Exercise
Search the material for "away" and show all lines that contain it.

--- Begin ---

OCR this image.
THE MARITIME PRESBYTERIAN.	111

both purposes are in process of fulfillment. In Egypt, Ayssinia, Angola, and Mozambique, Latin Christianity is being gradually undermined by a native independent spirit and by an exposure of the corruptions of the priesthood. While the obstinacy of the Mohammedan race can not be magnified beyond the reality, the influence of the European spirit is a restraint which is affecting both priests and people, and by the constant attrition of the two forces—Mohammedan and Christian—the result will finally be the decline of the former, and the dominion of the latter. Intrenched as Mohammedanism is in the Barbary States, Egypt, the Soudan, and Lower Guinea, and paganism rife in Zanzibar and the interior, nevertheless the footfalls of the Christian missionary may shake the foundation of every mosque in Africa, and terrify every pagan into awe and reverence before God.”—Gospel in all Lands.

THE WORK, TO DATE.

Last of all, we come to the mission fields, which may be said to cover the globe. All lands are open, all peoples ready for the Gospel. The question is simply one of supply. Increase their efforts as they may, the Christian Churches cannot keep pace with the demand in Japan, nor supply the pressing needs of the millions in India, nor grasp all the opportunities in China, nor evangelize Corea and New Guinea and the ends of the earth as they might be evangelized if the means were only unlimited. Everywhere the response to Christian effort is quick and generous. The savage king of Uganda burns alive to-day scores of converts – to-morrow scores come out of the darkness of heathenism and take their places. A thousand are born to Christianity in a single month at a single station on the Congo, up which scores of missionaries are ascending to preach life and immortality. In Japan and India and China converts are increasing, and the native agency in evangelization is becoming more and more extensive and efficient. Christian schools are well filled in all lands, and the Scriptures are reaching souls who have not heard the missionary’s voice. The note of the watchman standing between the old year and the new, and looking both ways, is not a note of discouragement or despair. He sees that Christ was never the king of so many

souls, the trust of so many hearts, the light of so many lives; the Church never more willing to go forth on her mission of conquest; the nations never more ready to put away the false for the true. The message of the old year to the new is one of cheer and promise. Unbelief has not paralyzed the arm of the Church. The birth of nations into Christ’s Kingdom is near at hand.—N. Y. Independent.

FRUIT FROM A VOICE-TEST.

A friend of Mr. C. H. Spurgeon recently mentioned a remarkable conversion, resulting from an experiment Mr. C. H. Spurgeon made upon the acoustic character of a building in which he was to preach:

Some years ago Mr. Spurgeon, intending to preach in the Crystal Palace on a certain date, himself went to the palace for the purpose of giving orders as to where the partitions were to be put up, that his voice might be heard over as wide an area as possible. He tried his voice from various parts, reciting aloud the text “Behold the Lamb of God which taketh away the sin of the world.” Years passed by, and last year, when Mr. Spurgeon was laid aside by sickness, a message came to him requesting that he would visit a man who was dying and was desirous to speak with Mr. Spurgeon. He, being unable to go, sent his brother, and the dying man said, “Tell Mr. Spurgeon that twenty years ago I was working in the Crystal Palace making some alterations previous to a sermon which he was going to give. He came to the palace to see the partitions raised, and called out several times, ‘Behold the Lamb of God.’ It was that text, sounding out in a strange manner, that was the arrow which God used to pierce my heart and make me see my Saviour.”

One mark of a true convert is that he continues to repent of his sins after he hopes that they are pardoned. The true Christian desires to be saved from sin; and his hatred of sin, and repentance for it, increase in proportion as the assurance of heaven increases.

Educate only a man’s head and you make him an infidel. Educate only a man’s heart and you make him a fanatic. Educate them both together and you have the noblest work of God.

--- End ---

The output
souls, the trust of so many hearts, the light of so many lives; the Church never more willing to go forth on her mission of conquest; the nations never more ready to put away the false for the true. The message of the old year to the new is one of cheer and promise. Unbelief has not paralyzed the arm of the Church. The birth of nations into Christ’s Kingdom is near at hand.—N. Y. Independent.
Some years ago Mr. Spurgeon, intending to preach in the Crystal Palace on a certain date, himself went to the palace for the purpose of giving orders as to where the partitions were to be put up, that his voice might be heard over as wide an area as possible. He tried his voice from various parts, reciting aloud the text “Behold the Lamb of God which taketh away the sin of the world.” Years passed by, and last year, when Mr. Spurgeon was laid aside by sickness, a message came to him requesting that he would visit a man who was dying and was desirous to speak with Mr. Spurgeon. He, being unable to go, sent his brother, and the dying man said, “Tell Mr. Spurgeon that twenty years ago I was working in the Crystal Palace making some alterations previous to a sermon which he was going to give. He came to the palace to see the partitions raised, and called out several times, ‘Behold the Lamb of God.’ It was that text, sounding out in a strange manner, that was the arrow which God used to pierce my heart and make me see my Saviour.”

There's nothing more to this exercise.